**What to produce:** Print the data exactly, leaving nothing out.

**Dataset items:**
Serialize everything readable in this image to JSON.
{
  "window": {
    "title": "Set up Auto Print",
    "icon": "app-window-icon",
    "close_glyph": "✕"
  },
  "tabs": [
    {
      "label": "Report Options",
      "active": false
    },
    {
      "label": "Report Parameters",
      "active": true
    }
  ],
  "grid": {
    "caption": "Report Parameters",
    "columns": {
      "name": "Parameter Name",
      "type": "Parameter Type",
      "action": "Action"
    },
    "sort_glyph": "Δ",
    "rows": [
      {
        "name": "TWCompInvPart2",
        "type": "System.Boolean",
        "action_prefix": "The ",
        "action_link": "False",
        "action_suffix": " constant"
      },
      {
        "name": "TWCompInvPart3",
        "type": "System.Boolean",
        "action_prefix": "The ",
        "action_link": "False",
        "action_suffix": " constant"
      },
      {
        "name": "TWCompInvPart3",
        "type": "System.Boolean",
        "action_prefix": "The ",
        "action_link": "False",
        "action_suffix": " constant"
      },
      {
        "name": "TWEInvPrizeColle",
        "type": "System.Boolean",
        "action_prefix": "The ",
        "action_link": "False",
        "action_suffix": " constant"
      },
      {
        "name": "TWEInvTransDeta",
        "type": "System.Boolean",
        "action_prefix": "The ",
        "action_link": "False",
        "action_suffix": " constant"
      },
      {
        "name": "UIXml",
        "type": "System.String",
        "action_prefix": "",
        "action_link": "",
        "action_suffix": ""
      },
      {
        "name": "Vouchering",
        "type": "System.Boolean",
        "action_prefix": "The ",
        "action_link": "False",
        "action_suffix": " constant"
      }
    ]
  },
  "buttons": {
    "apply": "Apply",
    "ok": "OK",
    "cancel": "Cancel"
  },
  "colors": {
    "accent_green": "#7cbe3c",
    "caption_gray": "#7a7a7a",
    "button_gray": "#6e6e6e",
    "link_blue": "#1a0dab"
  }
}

**Output for this exercise:**
Serialize everything readable in this image to JSON.
{
  "window": {
    "title": "Set up Auto Print",
    "icon": "app-window-icon",
    "close_glyph": "✕"
  },
  "tabs": [
    {
      "label": "Report Options",
      "active": false
    },
    {
      "label": "Report Parameters",
      "active": true
    }
  ],
  "grid": {
    "caption": "Report Parameters",
    "columns": {
      "name": "Parameter Name",
      "type": "Parameter Type",
      "action": "Action"
    },
    "sort_glyph": "Δ",
    "rows": [
      {
        "name": "TWCompInvPart2",
        "type": "System.Boolean",
        "action_prefix": "The ",
        "action_link": "False",
        "action_suffix": " constant"
      },
      {
        "name": "TWCompInvPart3",
        "type": "System.Boolean",
        "action_prefix": "The ",
        "action_link": "False",
        "action_suffix": " constant"
      },
      {
        "name": "TWCompInvPart3",
        "type": "System.Boolean",
        "action_prefix": "The ",
        "action_link": "False",
        "action_suffix": " constant"
      },
      {
        "name": "TWEInvPrizeColle",
        "type": "System.Boolean",
        "action_prefix": "The ",
        "action_link": "False",
        "action_suffix": " constant"
      },
      {
        "name": "TWEInvTransDeta",
        "type": "System.Boolean",
        "action_prefix": "The ",
        "action_link": "False",
        "action_suffix": " constant"
      },
      {
        "name": "UIXml",
        "type": "System.String",
        "action_prefix": "",
        "action_link": "",
        "action_suffix": ""
      },
      {
        "name": "Vouchering",
        "type": "System.Boolean",
        "action_prefix": "The ",
        "action_link": "False",
        "action_suffix": " constant"
      }
    ]
  },
  "buttons": {
    "apply": "Apply",
    "ok": "OK",
    "cancel": "Cancel"
  },
  "colors": {
    "accent_green": "#7cbe3c",
    "caption_gray": "#7a7a7a",
    "button_gray": "#6e6e6e",
    "link_blue": "#1a0dab"
  }
}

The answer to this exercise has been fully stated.